Your instructions:
Identify every line in the records below that contains the word "grid", and reproduce each one.

Dataset records:

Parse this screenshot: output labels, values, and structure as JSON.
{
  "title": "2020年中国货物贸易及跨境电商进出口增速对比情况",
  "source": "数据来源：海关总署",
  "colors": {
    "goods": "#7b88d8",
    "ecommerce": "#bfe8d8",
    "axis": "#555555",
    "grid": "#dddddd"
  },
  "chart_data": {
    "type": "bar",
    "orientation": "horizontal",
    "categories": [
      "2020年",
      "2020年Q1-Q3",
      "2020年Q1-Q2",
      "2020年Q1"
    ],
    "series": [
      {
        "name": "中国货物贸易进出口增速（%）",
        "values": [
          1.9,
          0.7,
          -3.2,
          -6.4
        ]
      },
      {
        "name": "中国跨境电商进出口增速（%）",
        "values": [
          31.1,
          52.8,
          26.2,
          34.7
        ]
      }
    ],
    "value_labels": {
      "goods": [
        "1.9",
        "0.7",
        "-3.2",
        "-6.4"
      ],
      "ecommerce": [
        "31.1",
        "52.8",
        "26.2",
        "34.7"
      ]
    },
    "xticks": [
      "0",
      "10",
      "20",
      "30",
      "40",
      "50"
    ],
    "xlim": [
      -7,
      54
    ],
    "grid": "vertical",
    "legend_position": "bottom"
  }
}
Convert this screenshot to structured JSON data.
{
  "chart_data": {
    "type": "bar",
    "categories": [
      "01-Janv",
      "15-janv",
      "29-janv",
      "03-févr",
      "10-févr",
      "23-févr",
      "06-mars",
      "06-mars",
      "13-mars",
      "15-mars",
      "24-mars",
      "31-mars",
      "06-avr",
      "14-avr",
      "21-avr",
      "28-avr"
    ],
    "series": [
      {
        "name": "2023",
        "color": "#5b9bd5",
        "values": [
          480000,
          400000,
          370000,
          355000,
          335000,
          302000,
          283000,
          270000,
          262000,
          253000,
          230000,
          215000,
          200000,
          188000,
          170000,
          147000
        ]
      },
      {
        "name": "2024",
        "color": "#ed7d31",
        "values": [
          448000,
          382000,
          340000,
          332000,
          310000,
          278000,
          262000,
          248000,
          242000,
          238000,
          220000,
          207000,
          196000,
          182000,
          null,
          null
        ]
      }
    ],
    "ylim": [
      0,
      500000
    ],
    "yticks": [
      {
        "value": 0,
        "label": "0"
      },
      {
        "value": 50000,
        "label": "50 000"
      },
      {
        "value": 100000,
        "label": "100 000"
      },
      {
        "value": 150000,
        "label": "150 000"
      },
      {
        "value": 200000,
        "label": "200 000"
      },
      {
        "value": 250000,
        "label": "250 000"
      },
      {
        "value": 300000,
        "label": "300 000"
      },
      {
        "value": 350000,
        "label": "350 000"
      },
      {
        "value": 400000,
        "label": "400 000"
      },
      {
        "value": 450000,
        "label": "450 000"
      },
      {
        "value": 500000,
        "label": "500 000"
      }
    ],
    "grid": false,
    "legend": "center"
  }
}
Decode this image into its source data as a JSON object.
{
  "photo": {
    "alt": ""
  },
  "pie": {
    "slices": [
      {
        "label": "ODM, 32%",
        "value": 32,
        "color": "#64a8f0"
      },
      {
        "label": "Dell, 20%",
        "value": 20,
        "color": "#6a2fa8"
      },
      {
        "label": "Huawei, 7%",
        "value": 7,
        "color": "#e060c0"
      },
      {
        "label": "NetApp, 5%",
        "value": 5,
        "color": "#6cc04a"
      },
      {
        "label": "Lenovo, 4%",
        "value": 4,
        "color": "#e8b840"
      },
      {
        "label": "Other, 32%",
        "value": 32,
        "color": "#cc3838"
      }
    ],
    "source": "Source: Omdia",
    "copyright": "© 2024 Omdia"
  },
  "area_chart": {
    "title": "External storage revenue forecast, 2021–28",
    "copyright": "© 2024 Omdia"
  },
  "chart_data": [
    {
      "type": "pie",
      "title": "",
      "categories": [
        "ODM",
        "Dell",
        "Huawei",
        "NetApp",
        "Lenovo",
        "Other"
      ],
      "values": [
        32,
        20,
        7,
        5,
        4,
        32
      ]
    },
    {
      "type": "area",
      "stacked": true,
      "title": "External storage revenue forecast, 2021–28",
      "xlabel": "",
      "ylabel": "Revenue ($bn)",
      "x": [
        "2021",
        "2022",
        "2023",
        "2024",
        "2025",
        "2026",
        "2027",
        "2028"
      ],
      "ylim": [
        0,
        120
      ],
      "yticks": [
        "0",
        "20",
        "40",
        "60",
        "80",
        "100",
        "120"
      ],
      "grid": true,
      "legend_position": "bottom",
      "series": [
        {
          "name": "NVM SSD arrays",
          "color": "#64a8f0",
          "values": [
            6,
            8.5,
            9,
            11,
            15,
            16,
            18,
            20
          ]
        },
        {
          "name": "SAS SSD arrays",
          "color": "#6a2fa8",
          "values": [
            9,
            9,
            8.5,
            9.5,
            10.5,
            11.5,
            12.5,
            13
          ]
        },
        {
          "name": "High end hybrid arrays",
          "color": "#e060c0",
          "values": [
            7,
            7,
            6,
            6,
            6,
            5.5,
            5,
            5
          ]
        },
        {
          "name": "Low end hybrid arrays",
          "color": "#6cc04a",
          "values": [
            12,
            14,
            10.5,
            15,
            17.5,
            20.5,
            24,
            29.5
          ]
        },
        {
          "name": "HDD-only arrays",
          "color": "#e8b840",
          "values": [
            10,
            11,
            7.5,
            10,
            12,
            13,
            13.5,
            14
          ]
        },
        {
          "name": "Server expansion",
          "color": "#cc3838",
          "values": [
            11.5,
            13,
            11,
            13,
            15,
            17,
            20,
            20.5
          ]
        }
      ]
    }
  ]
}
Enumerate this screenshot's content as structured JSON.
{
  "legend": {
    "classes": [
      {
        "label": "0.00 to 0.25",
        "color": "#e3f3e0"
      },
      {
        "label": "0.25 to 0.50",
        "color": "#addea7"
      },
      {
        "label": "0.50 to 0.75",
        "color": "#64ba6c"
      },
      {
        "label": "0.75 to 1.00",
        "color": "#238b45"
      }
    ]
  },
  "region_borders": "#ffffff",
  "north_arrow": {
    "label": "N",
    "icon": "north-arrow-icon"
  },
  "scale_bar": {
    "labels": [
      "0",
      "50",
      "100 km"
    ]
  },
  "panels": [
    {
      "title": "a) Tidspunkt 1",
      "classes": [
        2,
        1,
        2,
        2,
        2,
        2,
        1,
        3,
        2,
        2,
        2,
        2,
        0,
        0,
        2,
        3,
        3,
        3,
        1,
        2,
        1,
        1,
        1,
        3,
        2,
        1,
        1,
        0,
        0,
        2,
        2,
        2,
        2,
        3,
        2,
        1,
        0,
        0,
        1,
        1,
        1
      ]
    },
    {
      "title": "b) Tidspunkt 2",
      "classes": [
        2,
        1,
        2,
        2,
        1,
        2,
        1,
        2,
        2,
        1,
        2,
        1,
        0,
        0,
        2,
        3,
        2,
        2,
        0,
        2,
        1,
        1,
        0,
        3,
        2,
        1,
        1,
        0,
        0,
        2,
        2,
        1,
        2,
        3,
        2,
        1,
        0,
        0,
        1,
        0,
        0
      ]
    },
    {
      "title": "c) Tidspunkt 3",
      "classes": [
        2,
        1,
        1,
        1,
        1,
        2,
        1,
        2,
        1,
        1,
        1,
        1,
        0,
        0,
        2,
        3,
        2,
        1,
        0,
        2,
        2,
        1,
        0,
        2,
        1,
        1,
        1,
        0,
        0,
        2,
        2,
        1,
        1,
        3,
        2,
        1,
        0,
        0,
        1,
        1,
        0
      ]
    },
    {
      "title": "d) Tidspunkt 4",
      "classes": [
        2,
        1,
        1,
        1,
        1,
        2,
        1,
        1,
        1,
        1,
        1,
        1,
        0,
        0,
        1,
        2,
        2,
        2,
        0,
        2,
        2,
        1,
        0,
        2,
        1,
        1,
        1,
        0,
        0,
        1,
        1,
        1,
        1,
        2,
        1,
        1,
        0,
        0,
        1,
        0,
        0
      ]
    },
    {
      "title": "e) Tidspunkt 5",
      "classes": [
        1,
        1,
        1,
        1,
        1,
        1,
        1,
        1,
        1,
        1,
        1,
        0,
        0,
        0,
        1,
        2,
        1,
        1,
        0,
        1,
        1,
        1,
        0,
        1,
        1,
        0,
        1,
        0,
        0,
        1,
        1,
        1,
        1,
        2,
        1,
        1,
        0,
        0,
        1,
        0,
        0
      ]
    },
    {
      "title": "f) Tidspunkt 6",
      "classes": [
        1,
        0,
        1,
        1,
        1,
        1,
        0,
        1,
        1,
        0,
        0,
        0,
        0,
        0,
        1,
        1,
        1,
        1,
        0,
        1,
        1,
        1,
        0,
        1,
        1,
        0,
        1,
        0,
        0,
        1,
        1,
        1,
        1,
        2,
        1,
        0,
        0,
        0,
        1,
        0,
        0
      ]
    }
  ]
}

Exercise result:
    "grid": "#dddddd"
    "grid": "vertical",
    "grid": false,
      "grid": true,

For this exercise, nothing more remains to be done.